### WHAT IS EXPECTED
Write every record out again exactly, and keep images out of it.

### SOURCE MATERIAL ###

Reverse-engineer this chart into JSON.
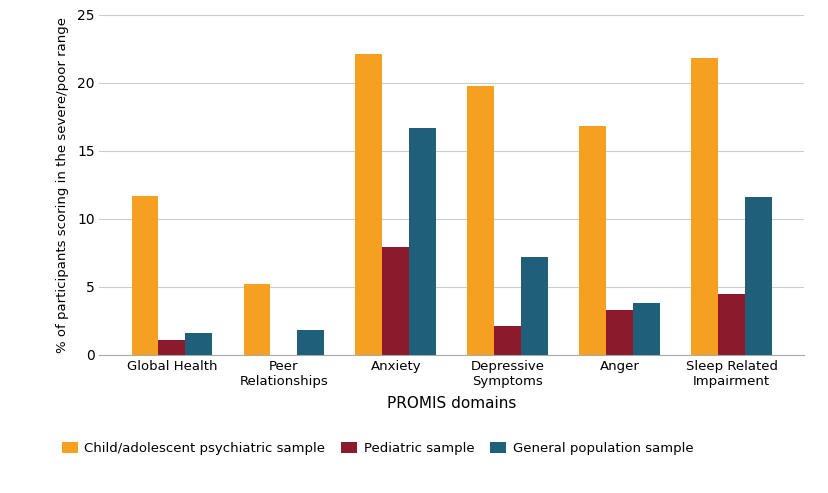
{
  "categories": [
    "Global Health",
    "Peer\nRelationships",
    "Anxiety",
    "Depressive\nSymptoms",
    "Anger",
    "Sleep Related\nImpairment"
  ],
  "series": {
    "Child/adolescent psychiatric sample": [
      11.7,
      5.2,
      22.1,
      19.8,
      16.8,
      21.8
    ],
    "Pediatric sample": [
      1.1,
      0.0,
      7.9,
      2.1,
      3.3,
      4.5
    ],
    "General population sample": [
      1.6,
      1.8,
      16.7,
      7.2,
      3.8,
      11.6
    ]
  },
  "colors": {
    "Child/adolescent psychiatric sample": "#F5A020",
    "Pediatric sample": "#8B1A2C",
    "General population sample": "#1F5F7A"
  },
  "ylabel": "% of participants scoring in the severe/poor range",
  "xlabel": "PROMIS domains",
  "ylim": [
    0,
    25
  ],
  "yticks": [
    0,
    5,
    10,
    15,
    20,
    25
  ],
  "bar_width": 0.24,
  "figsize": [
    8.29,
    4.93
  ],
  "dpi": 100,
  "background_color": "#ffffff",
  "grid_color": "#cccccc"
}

###

### RESPONSE
Reverse-engineer this chart into JSON.
{
  "categories": [
    "Global Health",
    "Peer\nRelationships",
    "Anxiety",
    "Depressive\nSymptoms",
    "Anger",
    "Sleep Related\nImpairment"
  ],
  "series": {
    "Child/adolescent psychiatric sample": [
      11.7,
      5.2,
      22.1,
      19.8,
      16.8,
      21.8
    ],
    "Pediatric sample": [
      1.1,
      0.0,
      7.9,
      2.1,
      3.3,
      4.5
    ],
    "General population sample": [
      1.6,
      1.8,
      16.7,
      7.2,
      3.8,
      11.6
    ]
  },
  "colors": {
    "Child/adolescent psychiatric sample": "#F5A020",
    "Pediatric sample": "#8B1A2C",
    "General population sample": "#1F5F7A"
  },
  "ylabel": "% of participants scoring in the severe/poor range",
  "xlabel": "PROMIS domains",
  "ylim": [
    0,
    25
  ],
  "yticks": [
    0,
    5,
    10,
    15,
    20,
    25
  ],
  "bar_width": 0.24,
  "figsize": [
    8.29,
    4.93
  ],
  "dpi": 100,
  "background_color": "#ffffff",
  "grid_color": "#cccccc"
}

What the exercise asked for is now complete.